• [Written request]: Can you rewrite the items from the start through the line containing "diagram-title: CO signaling [86,734,163,748]", changing "kinetics-arrow" to "kinetic-arrow" and leaving everything else unchanged?

:::

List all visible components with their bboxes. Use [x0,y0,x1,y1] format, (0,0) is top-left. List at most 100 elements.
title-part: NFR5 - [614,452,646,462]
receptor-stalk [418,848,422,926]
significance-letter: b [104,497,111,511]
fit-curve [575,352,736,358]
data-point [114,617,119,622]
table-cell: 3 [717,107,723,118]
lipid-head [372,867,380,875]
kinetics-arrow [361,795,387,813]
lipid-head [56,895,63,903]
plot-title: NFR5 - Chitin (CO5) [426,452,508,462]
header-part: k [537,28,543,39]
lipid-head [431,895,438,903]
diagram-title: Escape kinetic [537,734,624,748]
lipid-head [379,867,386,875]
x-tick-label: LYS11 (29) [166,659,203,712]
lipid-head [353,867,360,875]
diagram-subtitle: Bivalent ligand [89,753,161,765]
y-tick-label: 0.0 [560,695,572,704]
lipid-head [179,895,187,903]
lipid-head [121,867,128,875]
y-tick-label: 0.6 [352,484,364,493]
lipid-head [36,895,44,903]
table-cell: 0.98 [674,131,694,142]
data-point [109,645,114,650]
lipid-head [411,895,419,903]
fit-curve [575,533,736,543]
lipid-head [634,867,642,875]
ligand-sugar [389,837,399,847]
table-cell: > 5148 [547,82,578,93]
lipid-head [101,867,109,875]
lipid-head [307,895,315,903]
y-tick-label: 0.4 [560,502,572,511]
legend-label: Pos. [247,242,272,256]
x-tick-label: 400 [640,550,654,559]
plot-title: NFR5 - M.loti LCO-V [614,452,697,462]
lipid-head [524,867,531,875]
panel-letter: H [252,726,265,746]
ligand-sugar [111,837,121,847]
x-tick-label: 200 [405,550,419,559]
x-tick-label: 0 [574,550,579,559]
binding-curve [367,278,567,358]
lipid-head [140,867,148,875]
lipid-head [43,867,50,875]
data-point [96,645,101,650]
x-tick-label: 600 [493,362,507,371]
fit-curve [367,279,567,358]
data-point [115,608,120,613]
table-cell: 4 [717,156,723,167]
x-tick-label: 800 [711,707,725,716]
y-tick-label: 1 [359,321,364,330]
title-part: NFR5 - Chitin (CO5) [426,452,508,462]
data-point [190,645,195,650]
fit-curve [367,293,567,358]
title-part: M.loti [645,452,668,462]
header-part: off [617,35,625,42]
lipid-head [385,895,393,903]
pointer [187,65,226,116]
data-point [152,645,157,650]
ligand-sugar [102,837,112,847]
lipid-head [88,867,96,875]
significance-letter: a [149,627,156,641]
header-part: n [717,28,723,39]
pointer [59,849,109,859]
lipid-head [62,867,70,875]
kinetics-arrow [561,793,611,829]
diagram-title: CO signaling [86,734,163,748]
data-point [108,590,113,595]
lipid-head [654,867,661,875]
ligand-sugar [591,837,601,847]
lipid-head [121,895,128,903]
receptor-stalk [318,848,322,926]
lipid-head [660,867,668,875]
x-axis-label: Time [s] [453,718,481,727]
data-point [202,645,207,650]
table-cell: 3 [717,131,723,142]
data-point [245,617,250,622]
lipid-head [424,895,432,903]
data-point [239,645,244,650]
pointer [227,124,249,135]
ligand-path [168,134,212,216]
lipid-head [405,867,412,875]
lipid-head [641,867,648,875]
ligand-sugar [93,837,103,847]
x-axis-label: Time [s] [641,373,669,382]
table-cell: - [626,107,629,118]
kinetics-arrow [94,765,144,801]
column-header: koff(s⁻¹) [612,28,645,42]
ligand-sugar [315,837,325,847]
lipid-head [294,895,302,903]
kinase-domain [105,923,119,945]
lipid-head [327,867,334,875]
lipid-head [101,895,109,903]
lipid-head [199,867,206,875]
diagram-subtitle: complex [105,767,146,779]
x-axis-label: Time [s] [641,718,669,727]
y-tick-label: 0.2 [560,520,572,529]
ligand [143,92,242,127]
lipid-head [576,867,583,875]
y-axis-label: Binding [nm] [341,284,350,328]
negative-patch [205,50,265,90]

:::

• [Answer]:
List all visible components with their bboxes. Use [x0,y0,x1,y1] format, (0,0) is top-left. List at most 100 elements.
title-part: NFR5 - [614,452,646,462]
receptor-stalk [418,848,422,926]
significance-letter: b [104,497,111,511]
fit-curve [575,352,736,358]
data-point [114,617,119,622]
table-cell: 3 [717,107,723,118]
lipid-head [372,867,380,875]
kinetic-arrow [361,795,387,813]
lipid-head [56,895,63,903]
plot-title: NFR5 - Chitin (CO5) [426,452,508,462]
header-part: k [537,28,543,39]
lipid-head [431,895,438,903]
diagram-title: Escape kinetic [537,734,624,748]
lipid-head [379,867,386,875]
x-tick-label: LYS11 (29) [166,659,203,712]
lipid-head [353,867,360,875]
diagram-subtitle: Bivalent ligand [89,753,161,765]
y-tick-label: 0.0 [560,695,572,704]
lipid-head [179,895,187,903]
lipid-head [121,867,128,875]
y-tick-label: 0.6 [352,484,364,493]
lipid-head [36,895,44,903]
table-cell: 0.98 [674,131,694,142]
data-point [109,645,114,650]
lipid-head [411,895,419,903]
fit-curve [575,533,736,543]
lipid-head [634,867,642,875]
ligand-sugar [389,837,399,847]
table-cell: > 5148 [547,82,578,93]
lipid-head [101,867,109,875]
lipid-head [307,895,315,903]
y-tick-label: 0.4 [560,502,572,511]
legend-label: Pos. [247,242,272,256]
x-tick-label: 400 [640,550,654,559]
plot-title: NFR5 - M.loti LCO-V [614,452,697,462]
lipid-head [524,867,531,875]
panel-letter: H [252,726,265,746]
ligand-sugar [111,837,121,847]
x-tick-label: 200 [405,550,419,559]
x-tick-label: 0 [574,550,579,559]
binding-curve [367,278,567,358]
lipid-head [140,867,148,875]
lipid-head [43,867,50,875]
data-point [96,645,101,650]
x-tick-label: 600 [493,362,507,371]
fit-curve [367,279,567,358]
data-point [115,608,120,613]
table-cell: 4 [717,156,723,167]
x-tick-label: 800 [711,707,725,716]
y-tick-label: 1 [359,321,364,330]
title-part: NFR5 - Chitin (CO5) [426,452,508,462]
data-point [190,645,195,650]
fit-curve [367,293,567,358]
title-part: M.loti [645,452,668,462]
header-part: off [617,35,625,42]
lipid-head [385,895,393,903]
pointer [187,65,226,116]
data-point [152,645,157,650]
ligand-sugar [102,837,112,847]
lipid-head [88,867,96,875]
significance-letter: a [149,627,156,641]
header-part: n [717,28,723,39]
pointer [59,849,109,859]
lipid-head [62,867,70,875]
kinetic-arrow [561,793,611,829]
diagram-title: CO signaling [86,734,163,748]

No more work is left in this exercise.